■ The task
Decide whether each statement below agrees with the bus journey text, answering yes or no and quoting the words from the text that settle it. 1. The bus ride is expected to last 10 hours. 2. The writer joins the purple crowd at the festival. 3. The bike travels inside the bus.

■ Text

————

Sunday 30 September 2012

The Worst Bits are the Bouncy Bits.

When you get on a bus the worst bits are the bouncy bits and they can be really, really bouncy.  My bike is bungied to the roof and I am squeezed into a seat next to a guy who is in training for the Indian Olympic snoring team.  It's 8pm and there are 10 hours of this to do.  I had spent my afternoon in a small town 30kms along the road from Khemmen in a bid to avoid the Ghanesh festival which was going on.  This has been building for some days, but has now reached a peak.  The frenzy of some of the participants is a little unsettling and the fun bit seems to be dying everybody purple.  I am greeted enthusiastically when ever spotted and invited to join the heaving purple throng.  I decline and/or accelerate away.  A really nice young teacher has befriended me and helped me book my bus ticket.  I have a shave and a change of shirt so feel better even if I am still incredibly grubby.  The afternoon passes reasonably quietly at an APTDC restaurant where I eat rice and later pakora. Time is approaching to get on the bus.  A brief stressful minute as I tie down my bike among the sacks of onions and we're off.. If the bouncy bits we had to put up with for the next 10 hours are anything to go with, I am almost glad I didn't have to do it on the bike.  I also seem to have acquired a bit of a belly ache which precipitated a trip to one of the worst toilets India has to offer.

————

■ Data lines
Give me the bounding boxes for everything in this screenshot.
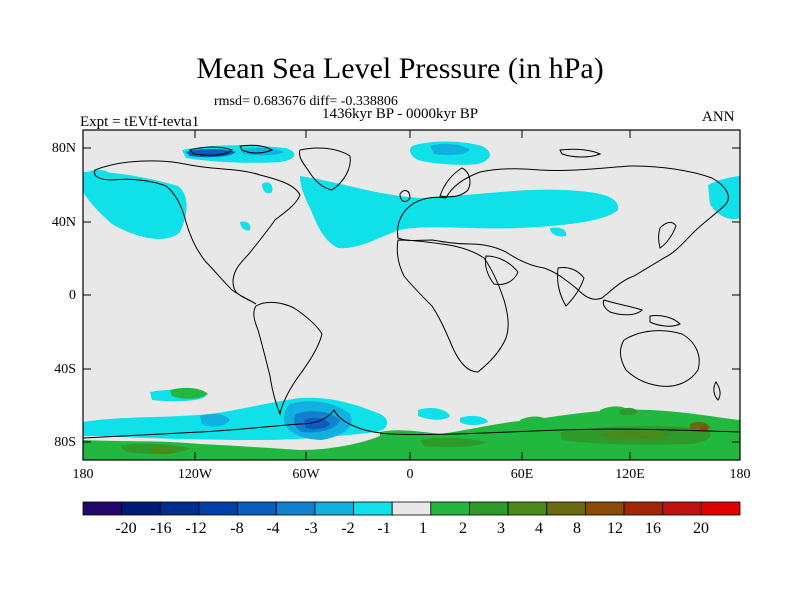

————

■ Written response
1. Yes: "there are 10 hours of this to do."
2. No: "I decline and/or accelerate away."
3. No: "My bike is bungied to the roof"